Each entry below is to be transcribed exactly.

-------------------------

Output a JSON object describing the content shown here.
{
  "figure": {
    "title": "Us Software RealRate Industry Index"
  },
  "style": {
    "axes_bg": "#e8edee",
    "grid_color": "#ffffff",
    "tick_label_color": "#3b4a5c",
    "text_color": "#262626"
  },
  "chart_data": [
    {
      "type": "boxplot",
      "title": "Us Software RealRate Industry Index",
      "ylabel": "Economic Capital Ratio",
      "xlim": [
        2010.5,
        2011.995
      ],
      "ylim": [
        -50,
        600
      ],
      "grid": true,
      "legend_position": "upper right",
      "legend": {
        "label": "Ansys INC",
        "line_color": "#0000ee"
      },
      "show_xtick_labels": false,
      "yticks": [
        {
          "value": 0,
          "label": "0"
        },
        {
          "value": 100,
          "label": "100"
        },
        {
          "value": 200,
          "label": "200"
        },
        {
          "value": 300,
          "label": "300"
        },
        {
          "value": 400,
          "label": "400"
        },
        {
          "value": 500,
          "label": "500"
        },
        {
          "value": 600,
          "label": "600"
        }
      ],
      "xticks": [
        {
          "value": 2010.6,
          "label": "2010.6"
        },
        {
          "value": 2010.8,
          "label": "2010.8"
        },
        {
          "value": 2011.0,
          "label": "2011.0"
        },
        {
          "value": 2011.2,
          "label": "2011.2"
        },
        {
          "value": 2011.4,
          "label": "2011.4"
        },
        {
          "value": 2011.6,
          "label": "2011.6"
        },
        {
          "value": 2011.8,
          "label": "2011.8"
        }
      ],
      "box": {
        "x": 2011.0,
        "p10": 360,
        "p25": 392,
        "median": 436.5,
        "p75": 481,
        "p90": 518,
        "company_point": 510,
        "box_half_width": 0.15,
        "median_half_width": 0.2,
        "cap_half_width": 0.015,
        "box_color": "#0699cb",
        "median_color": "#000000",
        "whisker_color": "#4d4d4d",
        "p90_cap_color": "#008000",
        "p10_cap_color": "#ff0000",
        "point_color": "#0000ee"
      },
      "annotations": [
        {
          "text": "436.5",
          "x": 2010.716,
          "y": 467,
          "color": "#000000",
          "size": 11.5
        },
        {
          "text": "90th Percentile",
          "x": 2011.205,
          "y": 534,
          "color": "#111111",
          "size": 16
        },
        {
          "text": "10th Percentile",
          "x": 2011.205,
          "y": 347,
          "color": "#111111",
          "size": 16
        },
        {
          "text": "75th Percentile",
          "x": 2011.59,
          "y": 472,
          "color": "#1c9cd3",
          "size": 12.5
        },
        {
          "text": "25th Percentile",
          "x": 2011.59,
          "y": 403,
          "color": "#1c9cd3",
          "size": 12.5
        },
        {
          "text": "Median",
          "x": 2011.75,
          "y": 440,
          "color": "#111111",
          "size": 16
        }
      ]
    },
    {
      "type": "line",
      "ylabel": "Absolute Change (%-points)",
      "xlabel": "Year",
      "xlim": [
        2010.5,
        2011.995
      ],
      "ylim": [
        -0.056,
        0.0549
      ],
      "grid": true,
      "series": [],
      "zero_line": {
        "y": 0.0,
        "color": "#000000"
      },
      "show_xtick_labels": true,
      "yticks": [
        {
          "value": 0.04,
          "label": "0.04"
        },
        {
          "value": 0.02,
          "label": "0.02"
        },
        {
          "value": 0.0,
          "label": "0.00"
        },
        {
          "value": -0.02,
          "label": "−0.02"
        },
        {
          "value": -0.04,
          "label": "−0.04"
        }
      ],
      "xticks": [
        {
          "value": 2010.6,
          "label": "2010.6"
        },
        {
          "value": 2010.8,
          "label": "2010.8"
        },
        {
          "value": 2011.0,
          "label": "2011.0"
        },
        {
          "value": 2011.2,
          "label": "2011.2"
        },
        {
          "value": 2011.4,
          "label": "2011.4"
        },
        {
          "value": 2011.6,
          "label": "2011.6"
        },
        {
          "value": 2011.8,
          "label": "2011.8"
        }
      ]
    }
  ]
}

-------------------------

TASK ANSWER.
Output a JSON object describing the content shown here.
{
  "figure": {
    "title": "Us Software RealRate Industry Index"
  },
  "style": {
    "axes_bg": "#e8edee",
    "grid_color": "#ffffff",
    "tick_label_color": "#3b4a5c",
    "text_color": "#262626"
  },
  "chart_data": [
    {
      "type": "boxplot",
      "title": "Us Software RealRate Industry Index",
      "ylabel": "Economic Capital Ratio",
      "xlim": [
        2010.5,
        2011.995
      ],
      "ylim": [
        -50,
        600
      ],
      "grid": true,
      "legend_position": "upper right",
      "legend": {
        "label": "Ansys INC",
        "line_color": "#0000ee"
      },
      "show_xtick_labels": false,
      "yticks": [
        {
          "value": 0,
          "label": "0"
        },
        {
          "value": 100,
          "label": "100"
        },
        {
          "value": 200,
          "label": "200"
        },
        {
          "value": 300,
          "label": "300"
        },
        {
          "value": 400,
          "label": "400"
        },
        {
          "value": 500,
          "label": "500"
        },
        {
          "value": 600,
          "label": "600"
        }
      ],
      "xticks": [
        {
          "value": 2010.6,
          "label": "2010.6"
        },
        {
          "value": 2010.8,
          "label": "2010.8"
        },
        {
          "value": 2011.0,
          "label": "2011.0"
        },
        {
          "value": 2011.2,
          "label": "2011.2"
        },
        {
          "value": 2011.4,
          "label": "2011.4"
        },
        {
          "value": 2011.6,
          "label": "2011.6"
        },
        {
          "value": 2011.8,
          "label": "2011.8"
        }
      ],
      "box": {
        "x": 2011.0,
        "p10": 360,
        "p25": 392,
        "median": 436.5,
        "p75": 481,
        "p90": 518,
        "company_point": 510,
        "box_half_width": 0.15,
        "median_half_width": 0.2,
        "cap_half_width": 0.015,
        "box_color": "#0699cb",
        "median_color": "#000000",
        "whisker_color": "#4d4d4d",
        "p90_cap_color": "#008000",
        "p10_cap_color": "#ff0000",
        "point_color": "#0000ee"
      },
      "annotations": [
        {
          "text": "436.5",
          "x": 2010.716,
          "y": 467,
          "color": "#000000",
          "size": 11.5
        },
        {
          "text": "90th Percentile",
          "x": 2011.205,
          "y": 534,
          "color": "#111111",
          "size": 16
        },
        {
          "text": "10th Percentile",
          "x": 2011.205,
          "y": 347,
          "color": "#111111",
          "size": 16
        },
        {
          "text": "75th Percentile",
          "x": 2011.59,
          "y": 472,
          "color": "#1c9cd3",
          "size": 12.5
        },
        {
          "text": "25th Percentile",
          "x": 2011.59,
          "y": 403,
          "color": "#1c9cd3",
          "size": 12.5
        },
        {
          "text": "Median",
          "x": 2011.75,
          "y": 440,
          "color": "#111111",
          "size": 16
        }
      ]
    },
    {
      "type": "line",
      "ylabel": "Absolute Change (%-points)",
      "xlabel": "Year",
      "xlim": [
        2010.5,
        2011.995
      ],
      "ylim": [
        -0.056,
        0.0549
      ],
      "grid": true,
      "series": [],
      "zero_line": {
        "y": 0.0,
        "color": "#000000"
      },
      "show_xtick_labels": true,
      "yticks": [
        {
          "value": 0.04,
          "label": "0.04"
        },
        {
          "value": 0.02,
          "label": "0.02"
        },
        {
          "value": 0.0,
          "label": "0.00"
        },
        {
          "value": -0.02,
          "label": "−0.02"
        },
        {
          "value": -0.04,
          "label": "−0.04"
        }
      ],
      "xticks": [
        {
          "value": 2010.6,
          "label": "2010.6"
        },
        {
          "value": 2010.8,
          "label": "2010.8"
        },
        {
          "value": 2011.0,
          "label": "2011.0"
        },
        {
          "value": 2011.2,
          "label": "2011.2"
        },
        {
          "value": 2011.4,
          "label": "2011.4"
        },
        {
          "value": 2011.6,
          "label": "2011.6"
        },
        {
          "value": 2011.8,
          "label": "2011.8"
        }
      ]
    }
  ]
}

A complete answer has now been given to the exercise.